_WHAT TO PRODUCE_: Reproduce the data word for word, from the line containing "bar-side — [659, 300, 667, 324]" through the line containing "bar-side — [615, 312, 622, 338]", including both of those lines.

##### SUPPLIED ENTRIES #####

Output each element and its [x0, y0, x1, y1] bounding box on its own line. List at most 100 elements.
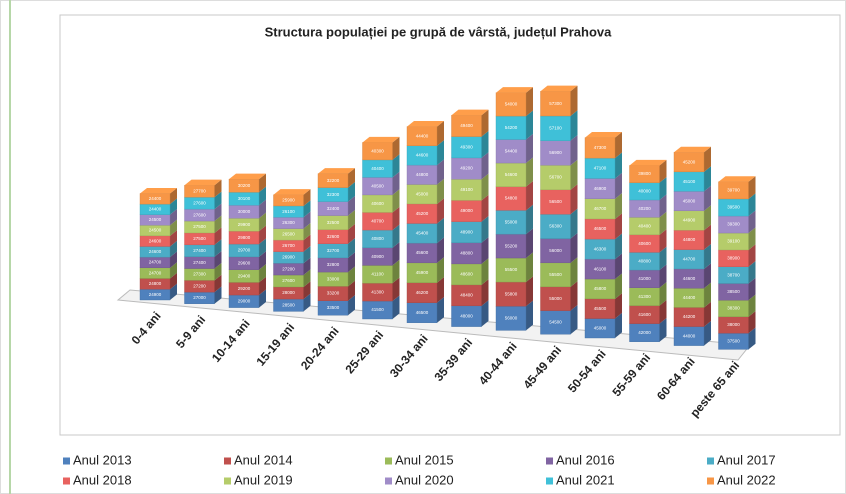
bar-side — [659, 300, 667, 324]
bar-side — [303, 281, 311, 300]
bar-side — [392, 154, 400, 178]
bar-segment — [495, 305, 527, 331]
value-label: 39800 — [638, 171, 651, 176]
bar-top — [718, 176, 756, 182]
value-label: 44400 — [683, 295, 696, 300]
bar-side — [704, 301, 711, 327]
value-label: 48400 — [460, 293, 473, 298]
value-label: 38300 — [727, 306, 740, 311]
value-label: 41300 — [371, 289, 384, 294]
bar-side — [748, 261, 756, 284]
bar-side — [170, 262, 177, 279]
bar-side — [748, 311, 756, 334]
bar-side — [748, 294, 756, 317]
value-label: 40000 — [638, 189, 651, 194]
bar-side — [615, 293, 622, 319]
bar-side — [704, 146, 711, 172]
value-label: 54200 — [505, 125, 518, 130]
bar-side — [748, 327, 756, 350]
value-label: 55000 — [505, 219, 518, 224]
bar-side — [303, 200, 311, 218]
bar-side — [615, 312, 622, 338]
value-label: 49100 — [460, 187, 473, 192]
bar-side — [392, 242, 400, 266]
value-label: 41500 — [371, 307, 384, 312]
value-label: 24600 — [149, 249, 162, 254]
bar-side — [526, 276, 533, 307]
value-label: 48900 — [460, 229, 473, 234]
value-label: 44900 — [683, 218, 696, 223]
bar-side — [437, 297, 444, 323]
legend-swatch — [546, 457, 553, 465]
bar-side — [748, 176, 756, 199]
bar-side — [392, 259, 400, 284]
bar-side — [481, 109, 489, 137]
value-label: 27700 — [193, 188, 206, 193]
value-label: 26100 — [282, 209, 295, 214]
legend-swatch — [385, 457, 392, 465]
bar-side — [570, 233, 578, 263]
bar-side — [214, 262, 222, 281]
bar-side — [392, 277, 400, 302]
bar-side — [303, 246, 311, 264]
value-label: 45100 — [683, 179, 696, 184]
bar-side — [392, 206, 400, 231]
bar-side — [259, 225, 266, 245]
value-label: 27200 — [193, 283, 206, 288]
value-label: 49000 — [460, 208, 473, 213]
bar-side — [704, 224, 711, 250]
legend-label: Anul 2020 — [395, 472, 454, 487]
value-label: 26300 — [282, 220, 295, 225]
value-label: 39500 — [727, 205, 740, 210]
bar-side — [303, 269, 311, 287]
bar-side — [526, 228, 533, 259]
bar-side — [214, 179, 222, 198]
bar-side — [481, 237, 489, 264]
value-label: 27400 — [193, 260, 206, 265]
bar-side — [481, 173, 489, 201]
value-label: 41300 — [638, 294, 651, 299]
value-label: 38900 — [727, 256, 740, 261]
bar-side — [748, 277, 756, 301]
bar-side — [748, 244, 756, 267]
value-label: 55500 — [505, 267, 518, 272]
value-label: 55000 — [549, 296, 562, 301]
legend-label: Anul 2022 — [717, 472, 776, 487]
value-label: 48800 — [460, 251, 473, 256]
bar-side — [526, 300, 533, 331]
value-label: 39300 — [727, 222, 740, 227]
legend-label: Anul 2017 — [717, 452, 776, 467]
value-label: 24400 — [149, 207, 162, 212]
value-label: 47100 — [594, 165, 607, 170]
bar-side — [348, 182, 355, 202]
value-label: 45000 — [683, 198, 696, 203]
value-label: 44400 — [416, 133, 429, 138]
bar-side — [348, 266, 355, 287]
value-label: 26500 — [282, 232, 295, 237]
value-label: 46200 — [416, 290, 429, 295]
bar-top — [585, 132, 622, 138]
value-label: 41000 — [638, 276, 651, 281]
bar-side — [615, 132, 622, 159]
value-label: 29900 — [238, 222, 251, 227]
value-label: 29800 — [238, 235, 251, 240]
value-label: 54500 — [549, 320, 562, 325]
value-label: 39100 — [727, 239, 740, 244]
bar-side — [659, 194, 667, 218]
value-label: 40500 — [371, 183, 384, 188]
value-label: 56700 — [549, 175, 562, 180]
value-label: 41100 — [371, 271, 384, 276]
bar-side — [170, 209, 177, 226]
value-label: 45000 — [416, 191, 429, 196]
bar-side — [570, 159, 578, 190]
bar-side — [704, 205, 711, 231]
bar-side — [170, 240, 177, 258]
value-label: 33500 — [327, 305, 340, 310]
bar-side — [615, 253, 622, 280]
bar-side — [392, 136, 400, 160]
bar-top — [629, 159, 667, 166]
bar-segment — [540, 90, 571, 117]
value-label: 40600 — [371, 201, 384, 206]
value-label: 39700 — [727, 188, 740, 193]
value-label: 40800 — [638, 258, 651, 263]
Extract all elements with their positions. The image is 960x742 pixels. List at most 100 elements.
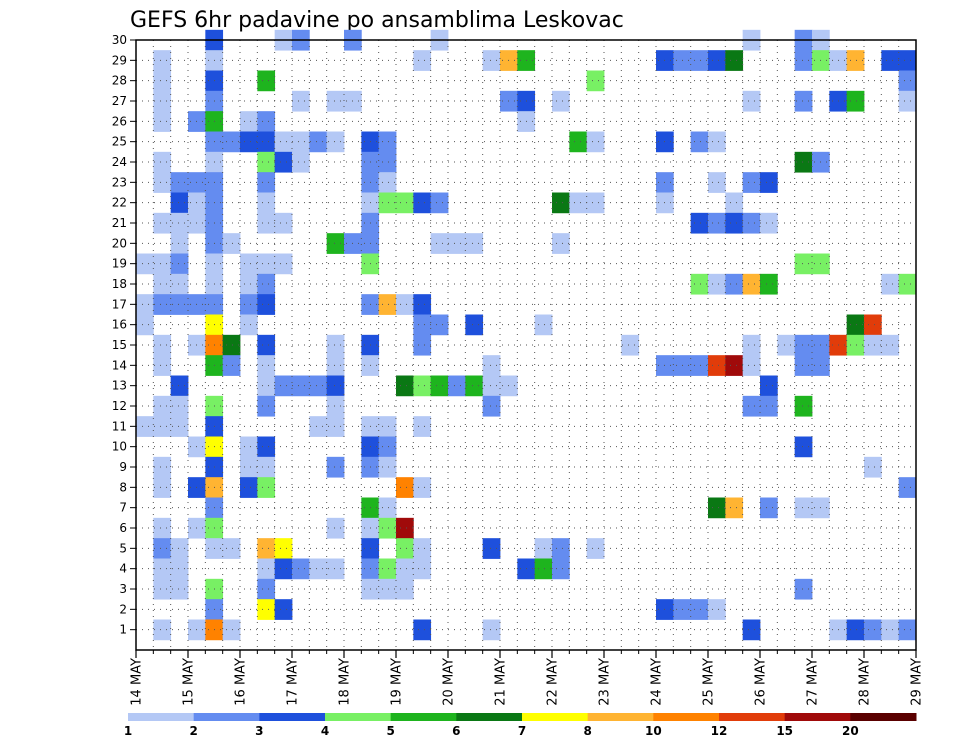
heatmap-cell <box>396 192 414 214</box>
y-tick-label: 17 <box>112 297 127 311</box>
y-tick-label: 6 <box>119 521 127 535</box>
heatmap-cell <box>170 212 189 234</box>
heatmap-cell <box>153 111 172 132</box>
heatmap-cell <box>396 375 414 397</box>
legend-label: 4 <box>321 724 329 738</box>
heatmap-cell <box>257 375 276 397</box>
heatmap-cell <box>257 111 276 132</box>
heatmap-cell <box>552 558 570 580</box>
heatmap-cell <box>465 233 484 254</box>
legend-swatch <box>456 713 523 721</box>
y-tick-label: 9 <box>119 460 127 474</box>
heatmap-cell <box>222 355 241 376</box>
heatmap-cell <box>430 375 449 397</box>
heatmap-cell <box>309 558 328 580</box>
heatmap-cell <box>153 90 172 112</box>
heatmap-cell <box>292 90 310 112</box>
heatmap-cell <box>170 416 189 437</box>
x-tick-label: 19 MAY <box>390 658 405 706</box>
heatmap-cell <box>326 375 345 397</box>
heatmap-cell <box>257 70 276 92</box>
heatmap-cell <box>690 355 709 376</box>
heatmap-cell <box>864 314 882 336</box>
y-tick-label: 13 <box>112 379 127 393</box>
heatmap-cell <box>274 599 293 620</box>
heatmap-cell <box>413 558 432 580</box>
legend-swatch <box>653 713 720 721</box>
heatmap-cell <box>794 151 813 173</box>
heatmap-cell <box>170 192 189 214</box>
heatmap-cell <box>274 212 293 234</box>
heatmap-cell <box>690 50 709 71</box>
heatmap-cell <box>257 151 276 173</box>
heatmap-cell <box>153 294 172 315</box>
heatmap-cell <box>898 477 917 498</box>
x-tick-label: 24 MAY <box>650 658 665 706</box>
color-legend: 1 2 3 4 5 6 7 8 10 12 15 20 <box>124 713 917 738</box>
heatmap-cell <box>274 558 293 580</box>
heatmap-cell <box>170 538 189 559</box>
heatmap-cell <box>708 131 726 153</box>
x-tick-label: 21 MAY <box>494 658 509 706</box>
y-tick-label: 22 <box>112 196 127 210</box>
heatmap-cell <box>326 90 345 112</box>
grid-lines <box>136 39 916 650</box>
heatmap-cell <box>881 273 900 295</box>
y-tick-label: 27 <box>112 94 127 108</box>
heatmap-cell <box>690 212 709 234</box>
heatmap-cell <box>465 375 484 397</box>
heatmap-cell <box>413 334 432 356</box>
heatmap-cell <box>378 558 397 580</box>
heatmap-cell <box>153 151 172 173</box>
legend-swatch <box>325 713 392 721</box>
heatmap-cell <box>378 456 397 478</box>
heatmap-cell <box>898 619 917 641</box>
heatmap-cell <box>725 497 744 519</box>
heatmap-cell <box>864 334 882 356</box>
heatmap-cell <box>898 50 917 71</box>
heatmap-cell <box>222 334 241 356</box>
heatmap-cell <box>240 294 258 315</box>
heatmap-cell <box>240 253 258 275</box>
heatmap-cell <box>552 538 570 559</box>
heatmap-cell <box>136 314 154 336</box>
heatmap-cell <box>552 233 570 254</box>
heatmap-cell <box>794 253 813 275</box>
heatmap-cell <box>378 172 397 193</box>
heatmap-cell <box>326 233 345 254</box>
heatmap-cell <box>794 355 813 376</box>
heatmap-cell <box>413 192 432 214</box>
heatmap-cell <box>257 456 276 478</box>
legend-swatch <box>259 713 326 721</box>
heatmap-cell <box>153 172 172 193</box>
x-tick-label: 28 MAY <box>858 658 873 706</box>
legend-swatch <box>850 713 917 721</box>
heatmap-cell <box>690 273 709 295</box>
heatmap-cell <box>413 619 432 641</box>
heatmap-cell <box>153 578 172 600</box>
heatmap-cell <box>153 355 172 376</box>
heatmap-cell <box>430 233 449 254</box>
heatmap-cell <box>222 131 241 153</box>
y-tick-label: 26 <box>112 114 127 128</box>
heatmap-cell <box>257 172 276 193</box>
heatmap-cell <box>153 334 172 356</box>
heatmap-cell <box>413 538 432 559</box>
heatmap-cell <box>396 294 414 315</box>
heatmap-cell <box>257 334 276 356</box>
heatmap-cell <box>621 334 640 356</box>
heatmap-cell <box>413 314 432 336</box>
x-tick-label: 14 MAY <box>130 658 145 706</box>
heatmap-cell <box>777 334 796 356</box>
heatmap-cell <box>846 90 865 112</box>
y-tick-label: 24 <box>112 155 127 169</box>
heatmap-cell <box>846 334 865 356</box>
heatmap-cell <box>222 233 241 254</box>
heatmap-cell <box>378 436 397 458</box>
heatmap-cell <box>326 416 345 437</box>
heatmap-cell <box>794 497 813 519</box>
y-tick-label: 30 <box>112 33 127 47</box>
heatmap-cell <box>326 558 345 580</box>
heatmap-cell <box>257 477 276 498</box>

#####

_THE RESULT_:
bar-side — [659, 300, 667, 324]
bar-side — [303, 281, 311, 300]
bar-side — [392, 154, 400, 178]
bar-segment — [495, 305, 527, 331]
value-label: 39800 — [638, 171, 651, 176]
bar-top — [718, 176, 756, 182]
value-label: 44400 — [683, 295, 696, 300]
bar-side — [704, 301, 711, 327]
value-label: 48400 — [460, 293, 473, 298]
value-label: 38300 — [727, 306, 740, 311]
value-label: 41300 — [371, 289, 384, 294]
bar-side — [748, 261, 756, 284]
bar-side — [170, 262, 177, 279]
bar-side — [748, 311, 756, 334]
bar-side — [748, 294, 756, 317]
value-label: 40000 — [638, 189, 651, 194]
bar-side — [615, 293, 622, 319]
bar-side — [704, 146, 711, 172]
value-label: 54200 — [505, 125, 518, 130]
bar-side — [748, 327, 756, 350]
value-label: 55000 — [505, 219, 518, 224]
bar-side — [303, 200, 311, 218]
bar-side — [615, 312, 622, 338]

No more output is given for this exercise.